-- Goal --
Please give every line of the material below as a numbered list, leaving out blank lines.

***** Material provided *****

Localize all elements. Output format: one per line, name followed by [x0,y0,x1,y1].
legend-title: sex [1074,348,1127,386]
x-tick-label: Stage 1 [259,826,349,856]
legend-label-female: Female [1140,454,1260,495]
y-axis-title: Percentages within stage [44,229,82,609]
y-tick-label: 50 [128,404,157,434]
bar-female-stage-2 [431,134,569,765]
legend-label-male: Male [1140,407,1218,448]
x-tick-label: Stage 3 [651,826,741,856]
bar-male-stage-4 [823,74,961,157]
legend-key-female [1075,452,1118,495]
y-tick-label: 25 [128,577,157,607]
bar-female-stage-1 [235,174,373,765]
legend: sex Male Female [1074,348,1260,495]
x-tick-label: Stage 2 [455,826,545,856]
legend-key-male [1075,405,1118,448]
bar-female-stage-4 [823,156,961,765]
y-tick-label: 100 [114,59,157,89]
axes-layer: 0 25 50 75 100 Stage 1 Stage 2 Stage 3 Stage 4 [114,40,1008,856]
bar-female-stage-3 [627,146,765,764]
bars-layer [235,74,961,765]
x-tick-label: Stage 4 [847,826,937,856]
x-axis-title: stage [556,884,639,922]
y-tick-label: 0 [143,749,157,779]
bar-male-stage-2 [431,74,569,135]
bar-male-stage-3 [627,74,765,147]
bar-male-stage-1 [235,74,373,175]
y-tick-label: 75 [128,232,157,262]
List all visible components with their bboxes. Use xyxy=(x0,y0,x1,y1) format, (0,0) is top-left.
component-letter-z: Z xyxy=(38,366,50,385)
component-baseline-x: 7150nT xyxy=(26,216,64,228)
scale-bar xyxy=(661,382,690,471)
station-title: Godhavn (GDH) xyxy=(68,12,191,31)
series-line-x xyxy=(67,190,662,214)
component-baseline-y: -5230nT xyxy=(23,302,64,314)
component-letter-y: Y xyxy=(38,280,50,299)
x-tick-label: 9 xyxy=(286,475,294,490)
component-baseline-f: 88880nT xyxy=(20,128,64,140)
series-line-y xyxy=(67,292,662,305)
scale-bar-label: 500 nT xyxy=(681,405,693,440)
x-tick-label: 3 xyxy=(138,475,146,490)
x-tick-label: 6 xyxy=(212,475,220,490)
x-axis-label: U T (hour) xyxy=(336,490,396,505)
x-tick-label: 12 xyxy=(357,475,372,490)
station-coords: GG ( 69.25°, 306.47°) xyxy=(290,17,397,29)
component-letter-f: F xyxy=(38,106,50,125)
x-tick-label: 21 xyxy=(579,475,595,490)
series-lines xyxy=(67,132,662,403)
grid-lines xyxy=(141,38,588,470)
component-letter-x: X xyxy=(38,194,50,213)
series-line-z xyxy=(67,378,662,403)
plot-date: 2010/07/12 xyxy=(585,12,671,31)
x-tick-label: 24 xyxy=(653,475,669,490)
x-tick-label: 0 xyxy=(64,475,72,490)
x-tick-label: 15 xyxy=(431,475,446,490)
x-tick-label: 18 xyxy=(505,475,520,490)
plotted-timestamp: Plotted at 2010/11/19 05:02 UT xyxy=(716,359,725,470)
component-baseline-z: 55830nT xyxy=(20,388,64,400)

*****

-- Finished task --
1. Localize all elements. Output format: one per line, name followed by [x0,y0,x1,y1].
2. legend-title: sex [1074,348,1127,386]
3. x-tick-label: Stage 1 [259,826,349,856]
4. legend-label-female: Female [1140,454,1260,495]
5. y-axis-title: Percentages within stage [44,229,82,609]
6. y-tick-label: 50 [128,404,157,434]
7. bar-female-stage-2 [431,134,569,765]
8. legend-label-male: Male [1140,407,1218,448]
9. x-tick-label: Stage 3 [651,826,741,856]
10. bar-male-stage-4 [823,74,961,157]
11. legend-key-female [1075,452,1118,495]
12. y-tick-label: 25 [128,577,157,607]
13. bar-female-stage-1 [235,174,373,765]
14. legend: sex Male Female [1074,348,1260,495]
15. x-tick-label: Stage 2 [455,826,545,856]
16. legend-key-male [1075,405,1118,448]
17. bar-female-stage-4 [823,156,961,765]
18. y-tick-label: 100 [114,59,157,89]
19. axes-layer: 0 25 50 75 100 Stage 1 Stage 2 Stage 3 Stage 4 [114,40,1008,856]
20. bar-female-stage-3 [627,146,765,764]
21. bars-layer [235,74,961,765]
22. x-tick-label: Stage 4 [847,826,937,856]
23. x-axis-title: stage [556,884,639,922]
24. y-tick-label: 0 [143,749,157,779]
25. bar-male-stage-2 [431,74,569,135]
26. bar-male-stage-3 [627,74,765,147]
27. bar-male-stage-1 [235,74,373,175]
28. y-tick-label: 75 [128,232,157,262]
29. List all visible components with their bboxes. Use xyxy=(x0,y0,x1,y1) format, (0,0) is top-left.
30. component-letter-z: Z xyxy=(38,366,50,385)
31. component-baseline-x: 7150nT xyxy=(26,216,64,228)
32. scale-bar xyxy=(661,382,690,471)
33. station-title: Godhavn (GDH) xyxy=(68,12,191,31)
34. series-line-x xyxy=(67,190,662,214)
35. component-baseline-y: -5230nT xyxy=(23,302,64,314)
36. component-letter-y: Y xyxy=(38,280,50,299)
37. x-tick-label: 9 xyxy=(286,475,294,490)
38. component-baseline-f: 88880nT xyxy=(20,128,64,140)
39. series-line-y xyxy=(67,292,662,305)
40. scale-bar-label: 500 nT xyxy=(681,405,693,440)
41. x-tick-label: 3 xyxy=(138,475,146,490)
42. x-tick-label: 6 xyxy=(212,475,220,490)
43. x-axis-label: U T (hour) xyxy=(336,490,396,505)
44. x-tick-label: 12 xyxy=(357,475,372,490)
45. station-coords: GG ( 69.25°, 306.47°) xyxy=(290,17,397,29)
46. component-letter-f: F xyxy=(38,106,50,125)
47. x-tick-label: 21 xyxy=(579,475,595,490)
48. series-lines xyxy=(67,132,662,403)
49. grid-lines xyxy=(141,38,588,470)
50. component-letter-x: X xyxy=(38,194,50,213)
51. series-line-z xyxy=(67,378,662,403)
52. plot-date: 2010/07/12 xyxy=(585,12,671,31)
53. x-tick-label: 24 xyxy=(653,475,669,490)
54. x-tick-label: 0 xyxy=(64,475,72,490)
55. x-tick-label: 15 xyxy=(431,475,446,490)
56. x-tick-label: 18 xyxy=(505,475,520,490)
57. plotted-timestamp: Plotted at 2010/11/19 05:02 UT xyxy=(716,359,725,470)
58. component-baseline-z: 55830nT xyxy=(20,388,64,400)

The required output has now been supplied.